▶ _Task brief_
The records that follow need to be output exactly as they are.

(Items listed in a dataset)
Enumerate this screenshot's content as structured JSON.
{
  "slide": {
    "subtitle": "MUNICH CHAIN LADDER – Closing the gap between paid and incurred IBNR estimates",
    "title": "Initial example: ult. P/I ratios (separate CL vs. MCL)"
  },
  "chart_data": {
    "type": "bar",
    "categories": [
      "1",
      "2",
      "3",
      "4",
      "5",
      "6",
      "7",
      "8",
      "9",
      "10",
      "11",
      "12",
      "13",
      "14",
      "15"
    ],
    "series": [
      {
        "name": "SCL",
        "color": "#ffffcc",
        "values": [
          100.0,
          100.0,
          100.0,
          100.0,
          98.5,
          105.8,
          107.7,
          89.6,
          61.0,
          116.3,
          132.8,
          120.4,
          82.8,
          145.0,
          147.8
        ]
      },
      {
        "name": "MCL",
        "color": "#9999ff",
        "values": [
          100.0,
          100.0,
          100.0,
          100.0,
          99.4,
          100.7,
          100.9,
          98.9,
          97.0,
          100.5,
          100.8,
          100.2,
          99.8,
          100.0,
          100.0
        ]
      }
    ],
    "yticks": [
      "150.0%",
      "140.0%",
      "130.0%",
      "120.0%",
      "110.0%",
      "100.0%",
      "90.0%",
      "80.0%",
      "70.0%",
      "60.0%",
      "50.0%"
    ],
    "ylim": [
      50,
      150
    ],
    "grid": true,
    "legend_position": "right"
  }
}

▶ _Response_
Enumerate this screenshot's content as structured JSON.
{
  "slide": {
    "subtitle": "MUNICH CHAIN LADDER – Closing the gap between paid and incurred IBNR estimates",
    "title": "Initial example: ult. P/I ratios (separate CL vs. MCL)"
  },
  "chart_data": {
    "type": "bar",
    "categories": [
      "1",
      "2",
      "3",
      "4",
      "5",
      "6",
      "7",
      "8",
      "9",
      "10",
      "11",
      "12",
      "13",
      "14",
      "15"
    ],
    "series": [
      {
        "name": "SCL",
        "color": "#ffffcc",
        "values": [
          100.0,
          100.0,
          100.0,
          100.0,
          98.5,
          105.8,
          107.7,
          89.6,
          61.0,
          116.3,
          132.8,
          120.4,
          82.8,
          145.0,
          147.8
        ]
      },
      {
        "name": "MCL",
        "color": "#9999ff",
        "values": [
          100.0,
          100.0,
          100.0,
          100.0,
          99.4,
          100.7,
          100.9,
          98.9,
          97.0,
          100.5,
          100.8,
          100.2,
          99.8,
          100.0,
          100.0
        ]
      }
    ],
    "yticks": [
      "150.0%",
      "140.0%",
      "130.0%",
      "120.0%",
      "110.0%",
      "100.0%",
      "90.0%",
      "80.0%",
      "70.0%",
      "60.0%",
      "50.0%"
    ],
    "ylim": [
      50,
      150
    ],
    "grid": true,
    "legend_position": "right"
  }
}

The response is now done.